_Text passage_
--- START ---

On Thursday night, Ferguson protestors took their movement indoors. According to ABC News, the local Wal-Mart was closed over night after demonstrators began marching around registers and halted sales.

Organized groups asked shoppers across the nation to stay home on Black Friday to protest the decision.

But amid the increasing calm in Ferguson, demonstrations continue across the globe. On Thursday, six protestors were arrested in New York City in an attempt to disrupt the Macy's Thanksgiving Day Parade. At the New York Public Library, a large group organized on the front steps, and nearby, seven more were arrested by the NYPD.

Protesters in Los Angeles. Photo: Reuters

According to the L.A. Times, nearly 350 were arrested in Los Angeles, and in London, protestors marched on the U.S. Embassy.

Last week, authorities uncovered a plan by two men to bomb the Gateway Arch in St. Louis, as well as attacks on the Ferguson police chief and the St. Louis county prosecuting attorney. This plan was foiled due to a maxed EBT card by that belonged to one of the men who had attempted to purchase supplies to make a pipe bomb.

--- END ---

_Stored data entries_
--- START ---

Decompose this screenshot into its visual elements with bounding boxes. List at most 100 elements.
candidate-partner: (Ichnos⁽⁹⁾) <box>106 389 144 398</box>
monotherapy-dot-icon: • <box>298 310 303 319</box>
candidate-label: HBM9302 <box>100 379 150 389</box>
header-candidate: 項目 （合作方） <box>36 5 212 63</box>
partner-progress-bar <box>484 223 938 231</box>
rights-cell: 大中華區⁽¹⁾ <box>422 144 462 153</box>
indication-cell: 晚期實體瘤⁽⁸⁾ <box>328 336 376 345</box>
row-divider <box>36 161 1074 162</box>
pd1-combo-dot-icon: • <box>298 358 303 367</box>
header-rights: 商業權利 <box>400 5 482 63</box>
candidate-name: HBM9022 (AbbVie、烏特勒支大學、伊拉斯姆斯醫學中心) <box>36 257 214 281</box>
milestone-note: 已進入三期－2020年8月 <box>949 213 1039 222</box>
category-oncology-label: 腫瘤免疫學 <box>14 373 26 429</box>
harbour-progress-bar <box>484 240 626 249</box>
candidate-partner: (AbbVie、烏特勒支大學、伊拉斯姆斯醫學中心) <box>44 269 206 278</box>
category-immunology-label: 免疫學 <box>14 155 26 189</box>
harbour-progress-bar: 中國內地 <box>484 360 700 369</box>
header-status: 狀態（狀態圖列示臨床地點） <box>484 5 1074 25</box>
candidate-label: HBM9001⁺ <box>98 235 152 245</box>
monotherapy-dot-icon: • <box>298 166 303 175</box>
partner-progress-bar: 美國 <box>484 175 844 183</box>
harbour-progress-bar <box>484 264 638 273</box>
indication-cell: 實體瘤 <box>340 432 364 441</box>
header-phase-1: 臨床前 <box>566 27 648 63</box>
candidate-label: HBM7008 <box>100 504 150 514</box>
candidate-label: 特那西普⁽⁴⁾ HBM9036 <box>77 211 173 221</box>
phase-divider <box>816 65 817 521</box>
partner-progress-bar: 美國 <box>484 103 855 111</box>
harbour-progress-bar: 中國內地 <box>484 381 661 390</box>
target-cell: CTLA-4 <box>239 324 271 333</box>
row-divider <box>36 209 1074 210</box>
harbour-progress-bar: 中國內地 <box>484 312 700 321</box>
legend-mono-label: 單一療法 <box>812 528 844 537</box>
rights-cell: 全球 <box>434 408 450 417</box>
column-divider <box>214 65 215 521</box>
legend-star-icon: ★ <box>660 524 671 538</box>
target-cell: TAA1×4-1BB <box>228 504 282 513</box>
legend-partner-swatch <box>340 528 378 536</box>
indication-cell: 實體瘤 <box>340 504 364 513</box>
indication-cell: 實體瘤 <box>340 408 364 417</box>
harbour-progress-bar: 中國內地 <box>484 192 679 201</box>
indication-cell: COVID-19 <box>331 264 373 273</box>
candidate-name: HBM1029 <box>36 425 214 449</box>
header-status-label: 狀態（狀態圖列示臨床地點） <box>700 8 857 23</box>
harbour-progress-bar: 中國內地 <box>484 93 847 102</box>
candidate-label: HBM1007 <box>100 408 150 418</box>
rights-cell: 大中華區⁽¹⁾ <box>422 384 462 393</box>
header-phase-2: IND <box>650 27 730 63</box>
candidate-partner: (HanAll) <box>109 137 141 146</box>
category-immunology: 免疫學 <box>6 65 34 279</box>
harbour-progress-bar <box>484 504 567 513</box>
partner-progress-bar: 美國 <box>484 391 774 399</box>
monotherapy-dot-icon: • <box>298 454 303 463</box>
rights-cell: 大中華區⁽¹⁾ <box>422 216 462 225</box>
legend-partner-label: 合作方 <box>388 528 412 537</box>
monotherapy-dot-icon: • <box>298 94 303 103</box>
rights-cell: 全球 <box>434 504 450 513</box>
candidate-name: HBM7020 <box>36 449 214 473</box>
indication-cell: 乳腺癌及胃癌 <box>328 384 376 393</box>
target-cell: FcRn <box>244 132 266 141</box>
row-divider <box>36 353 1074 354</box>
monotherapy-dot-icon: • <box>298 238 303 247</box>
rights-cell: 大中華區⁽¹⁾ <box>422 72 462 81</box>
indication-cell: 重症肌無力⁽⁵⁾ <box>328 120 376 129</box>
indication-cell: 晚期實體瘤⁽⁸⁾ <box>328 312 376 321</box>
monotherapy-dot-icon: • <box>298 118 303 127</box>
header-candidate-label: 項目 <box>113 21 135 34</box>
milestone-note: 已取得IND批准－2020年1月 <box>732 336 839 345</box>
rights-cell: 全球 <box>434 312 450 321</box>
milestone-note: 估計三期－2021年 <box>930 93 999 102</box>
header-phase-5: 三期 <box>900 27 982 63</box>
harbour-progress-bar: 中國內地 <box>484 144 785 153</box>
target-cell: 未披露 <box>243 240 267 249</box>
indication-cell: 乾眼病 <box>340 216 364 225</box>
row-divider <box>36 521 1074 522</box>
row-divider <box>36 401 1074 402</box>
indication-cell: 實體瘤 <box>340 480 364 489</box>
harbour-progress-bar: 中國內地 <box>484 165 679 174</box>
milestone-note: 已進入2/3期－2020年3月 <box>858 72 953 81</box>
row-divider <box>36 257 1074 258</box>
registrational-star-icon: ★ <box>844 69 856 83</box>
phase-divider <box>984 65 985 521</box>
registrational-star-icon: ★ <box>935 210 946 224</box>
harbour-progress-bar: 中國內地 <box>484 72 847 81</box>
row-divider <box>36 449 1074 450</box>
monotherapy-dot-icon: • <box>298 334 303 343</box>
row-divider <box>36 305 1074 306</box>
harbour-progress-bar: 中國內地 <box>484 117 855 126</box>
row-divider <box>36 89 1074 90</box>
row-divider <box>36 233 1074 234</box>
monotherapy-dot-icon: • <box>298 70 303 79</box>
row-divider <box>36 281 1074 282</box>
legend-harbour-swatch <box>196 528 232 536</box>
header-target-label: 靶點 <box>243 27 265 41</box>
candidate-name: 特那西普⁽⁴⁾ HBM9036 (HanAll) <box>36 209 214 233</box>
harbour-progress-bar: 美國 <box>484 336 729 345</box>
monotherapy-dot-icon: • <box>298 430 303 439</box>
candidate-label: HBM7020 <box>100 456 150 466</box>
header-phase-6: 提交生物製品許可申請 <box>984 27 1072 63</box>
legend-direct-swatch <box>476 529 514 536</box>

--- END ---

_Exercise details_
Continue the article on the Ferguson protests from the point where it stops. You won't need the data for this.

_Output_
But even with the ongoing unrest world-wide, Ferguson business owner Cathy Jenkins said she felt encouraged on Thanksgiving morning as she got to her family restaurant in the town of less than 25,000.

"I came out this morning thinking I was going to have to call my family to help and sweep, and I get to my restaurant and I have my customers already here sweeping up glass and boarding up windows," she said. "So, I'm thankful, overwhelmed...I feel better this morning than I did last night."

Jenkins said the group working to get her business secure are what Ferguson is all about. "This is the Ferguson community."

Ferguson Riot
A resident, lying shirtless, keeps warm as another approaches the blazing skeleton of Juanita’s Fashions R Boutique after it was burned to the ground in Ferguson, Missouri on the early morning of November 25. Photo by Adrees Latif/REUTERS

Others devastated by the violence were not as positive.

"What can you say? I mean, I've lived here 40 years. I love this community and I'm devastated," resident Susan Ankenbrand told NPR.

Marilyn Crider, who manages Ferguson Dental, had a full schedule of patients on Tuesday but was unable to open for business. Crider's company was hit in August following Brown's death, and was vandalized again on Monday night.

"I've been crying all night; I'm going to cry again," she said. "It's so sad. It's just so sad. You know, these people in Ferguson, they're good people. They didn't deserve this; they didn't do this."

Where to Now?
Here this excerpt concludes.